# What you have to do:
An exact copy of the records is required, minus the pictures they hold.

********

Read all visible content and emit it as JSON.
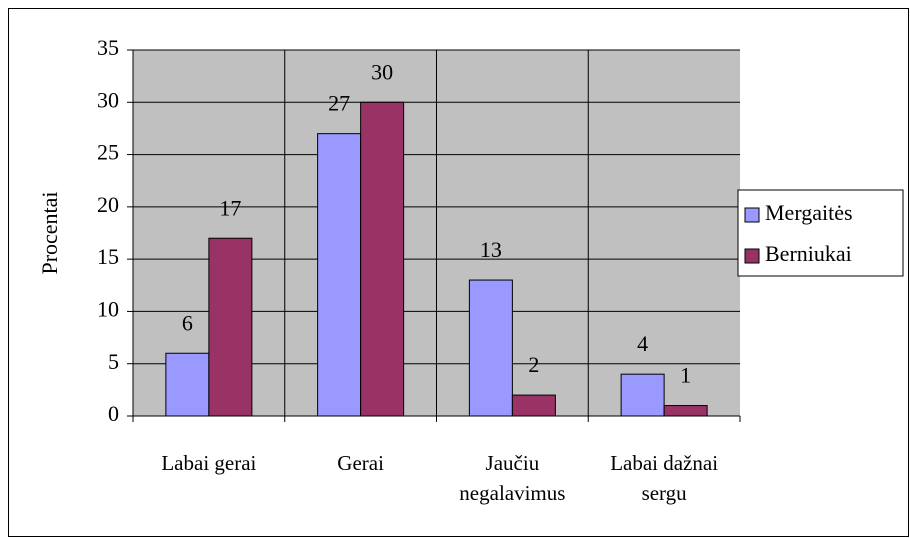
{
  "chart_data": {
    "type": "bar",
    "y_label": "Procentai",
    "categories": [
      "Labai gerai",
      "Gerai",
      "Jaučiu negalavimus",
      "Labai dažnai sergu"
    ],
    "series": [
      {
        "name": "Mergaitės",
        "color": "#9999ff",
        "values": [
          6,
          27,
          13,
          4
        ]
      },
      {
        "name": "Berniukai",
        "color": "#993366",
        "values": [
          17,
          30,
          2,
          1
        ]
      }
    ],
    "ylim": [
      0,
      35
    ],
    "yticks": [
      0,
      5,
      10,
      15,
      20,
      25,
      30,
      35
    ],
    "grid": true,
    "plot_background": "#c0c0c0",
    "legend": "right"
  }
}
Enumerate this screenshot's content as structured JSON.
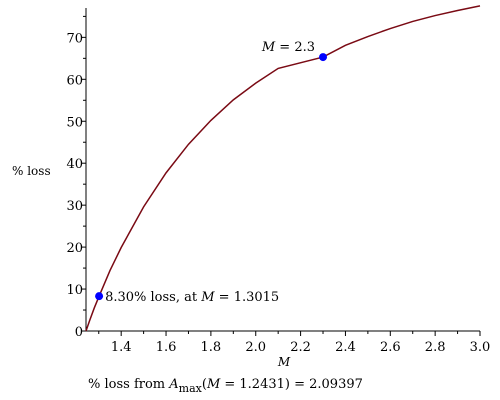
{
  "chart_data": {
    "type": "line",
    "title": "",
    "xlabel": "M",
    "ylabel": "% loss",
    "xlim": [
      1.2431,
      3.0
    ],
    "ylim": [
      0,
      77
    ],
    "x_ticks": [
      1.4,
      1.6,
      1.8,
      2.0,
      2.2,
      2.4,
      2.6,
      2.8,
      3.0
    ],
    "x_tick_labels": [
      "1.4",
      "1.6",
      "1.8",
      "2.0",
      "2.2",
      "2.4",
      "2.6",
      "2.8",
      "3.0"
    ],
    "y_ticks": [
      0,
      10,
      20,
      30,
      40,
      50,
      60,
      70
    ],
    "y_tick_labels": [
      "0",
      "10",
      "20",
      "30",
      "40",
      "50",
      "60",
      "70"
    ],
    "grid": false,
    "series_color": "#7a0a14",
    "point_color": "#0000ff",
    "series": [
      {
        "x": [
          1.2431,
          1.26,
          1.28,
          1.3015,
          1.35,
          1.4,
          1.5,
          1.6,
          1.7,
          1.8,
          1.9,
          2.0,
          2.1,
          2.2,
          2.3,
          2.4,
          2.5,
          2.6,
          2.7,
          2.8,
          2.9,
          3.0
        ],
        "y": [
          0,
          2.6,
          5.5,
          8.3,
          14.4,
          19.9,
          29.6,
          37.7,
          44.5,
          50.2,
          55.1,
          59.1,
          62.6,
          65.5,
          65.3,
          68.1,
          70.2,
          72.1,
          73.8,
          75.2,
          76.4,
          77.5
        ]
      }
    ],
    "points": [
      {
        "x": 1.3015,
        "y": 8.3,
        "label_prefix": "8.30% loss, at ",
        "label_var": "M",
        "label_suffix": " = 1.3015"
      },
      {
        "x": 2.3,
        "y": 65.3,
        "label_prefix": "",
        "label_var": "M",
        "label_suffix": " = 2.3"
      }
    ],
    "caption": {
      "prefix": "% loss from ",
      "var": "A",
      "sub": "max",
      "paren_open": "(",
      "inner_var": "M",
      "rest": " = 1.2431) = 2.09397"
    }
  }
}
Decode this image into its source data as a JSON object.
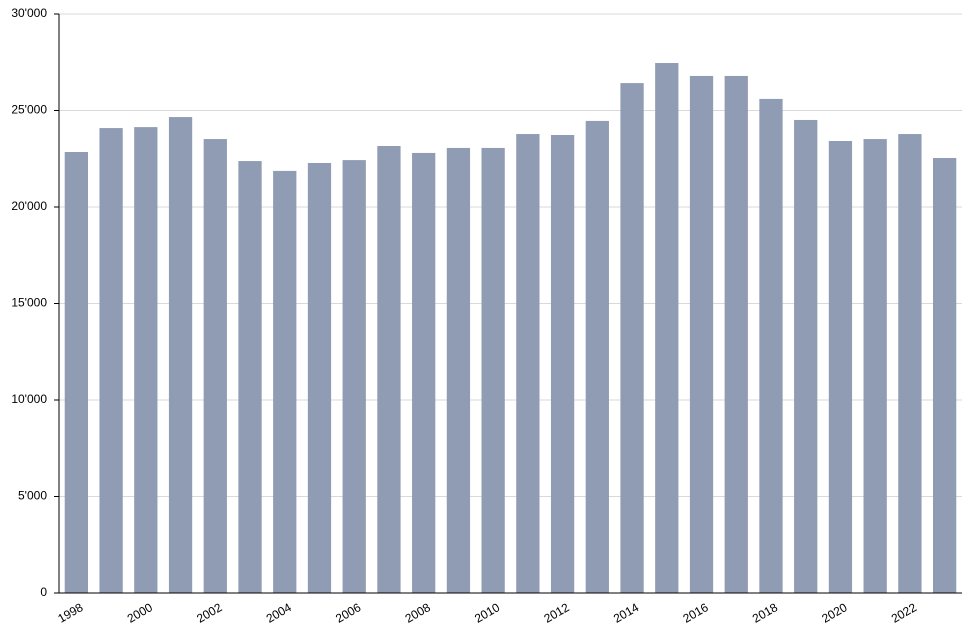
{
  "chart_data": {
    "type": "bar",
    "categories": [
      "1998",
      null,
      "2000",
      null,
      "2002",
      null,
      "2004",
      null,
      "2006",
      null,
      "2008",
      null,
      "2010",
      null,
      "2012",
      null,
      "2014",
      null,
      "2016",
      null,
      "2018",
      null,
      "2020",
      null,
      "2022",
      null
    ],
    "values": [
      22850,
      24090,
      24140,
      24660,
      23520,
      22380,
      21870,
      22280,
      22430,
      23160,
      22800,
      23060,
      23060,
      23780,
      23730,
      24460,
      26420,
      27460,
      26790,
      26790,
      25600,
      24510,
      23420,
      23520,
      23780,
      22540
    ],
    "color": "#8f9cb3",
    "ylim": [
      0,
      30000
    ],
    "yticks": [
      0,
      {
        "value": 5000,
        "label": "5'000"
      },
      {
        "value": 10000,
        "label": "10'000"
      },
      {
        "value": 15000,
        "label": "15'000"
      },
      {
        "value": 20000,
        "label": "20'000"
      },
      {
        "value": 25000,
        "label": "25'000"
      },
      {
        "value": 30000,
        "label": "30'000"
      }
    ],
    "grid": true
  }
}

********

# Reply:
Read all visible content and emit it as JSON.
{
  "chart_data": {
    "type": "bar",
    "y_label": "Procentai",
    "categories": [
      "Labai gerai",
      "Gerai",
      "Jaučiu negalavimus",
      "Labai dažnai sergu"
    ],
    "series": [
      {
        "name": "Mergaitės",
        "color": "#9999ff",
        "values": [
          6,
          27,
          13,
          4
        ]
      },
      {
        "name": "Berniukai",
        "color": "#993366",
        "values": [
          17,
          30,
          2,
          1
        ]
      }
    ],
    "ylim": [
      0,
      35
    ],
    "yticks": [
      0,
      5,
      10,
      15,
      20,
      25,
      30,
      35
    ],
    "grid": true,
    "plot_background": "#c0c0c0",
    "legend": "right"
  }
}
Enumerate this screenshot's content as structured JSON.
{
  "chart_data": {
    "type": "line",
    "title": "",
    "xlabel": "M",
    "ylabel": "% loss",
    "xlim": [
      1.2431,
      3.0
    ],
    "ylim": [
      0,
      77
    ],
    "x_ticks": [
      1.4,
      1.6,
      1.8,
      2.0,
      2.2,
      2.4,
      2.6,
      2.8,
      3.0
    ],
    "x_tick_labels": [
      "1.4",
      "1.6",
      "1.8",
      "2.0",
      "2.2",
      "2.4",
      "2.6",
      "2.8",
      "3.0"
    ],
    "y_ticks": [
      0,
      10,
      20,
      30,
      40,
      50,
      60,
      70
    ],
    "y_tick_labels": [
      "0",
      "10",
      "20",
      "30",
      "40",
      "50",
      "60",
      "70"
    ],
    "grid": false,
    "series_color": "#7a0a14",
    "point_color": "#0000ff",
    "series": [
      {
        "x": [
          1.2431,
          1.26,
          1.28,
          1.3015,
          1.35,
          1.4,
          1.5,
          1.6,
          1.7,
          1.8,
          1.9,
          2.0,
          2.1,
          2.2,
          2.3,
          2.4,
          2.5,
          2.6,
          2.7,
          2.8,
          2.9,
          3.0
        ],
        "y": [
          0,
          2.6,
          5.5,
          8.3,
          14.4,
          19.9,
          29.6,
          37.7,
          44.5,
          50.2,
          55.1,
          59.1,
          62.6,
          65.5,
          65.3,
          68.1,
          70.2,
          72.1,
          73.8,
          75.2,
          76.4,
          77.5
        ]
      }
    ],
    "points": [
      {
        "x": 1.3015,
        "y": 8.3,
        "label_prefix": "8.30% loss, at ",
        "label_var": "M",
        "label_suffix": " = 1.3015"
      },
      {
        "x": 2.3,
        "y": 65.3,
        "label_prefix": "",
        "label_var": "M",
        "label_suffix": " = 2.3"
      }
    ],
    "caption": {
      "prefix": "% loss from ",
      "var": "A",
      "sub": "max",
      "paren_open": "(",
      "inner_var": "M",
      "rest": " = 1.2431) = 2.09397"
    }
  }
}
Decode this image into its source data as a JSON object.
{
  "chart_data": {
    "type": "bar",
    "categories": [
      "1998",
      null,
      "2000",
      null,
      "2002",
      null,
      "2004",
      null,
      "2006",
      null,
      "2008",
      null,
      "2010",
      null,
      "2012",
      null,
      "2014",
      null,
      "2016",
      null,
      "2018",
      null,
      "2020",
      null,
      "2022",
      null
    ],
    "values": [
      22850,
      24090,
      24140,
      24660,
      23520,
      22380,
      21870,
      22280,
      22430,
      23160,
      22800,
      23060,
      23060,
      23780,
      23730,
      24460,
      26420,
      27460,
      26790,
      26790,
      25600,
      24510,
      23420,
      23520,
      23780,
      22540
    ],
    "color": "#8f9cb3",
    "ylim": [
      0,
      30000
    ],
    "yticks": [
      0,
      {
        "value": 5000,
        "label": "5'000"
      },
      {
        "value": 10000,
        "label": "10'000"
      },
      {
        "value": 15000,
        "label": "15'000"
      },
      {
        "value": 20000,
        "label": "20'000"
      },
      {
        "value": 25000,
        "label": "25'000"
      },
      {
        "value": 30000,
        "label": "30'000"
      }
    ],
    "grid": true
  }
}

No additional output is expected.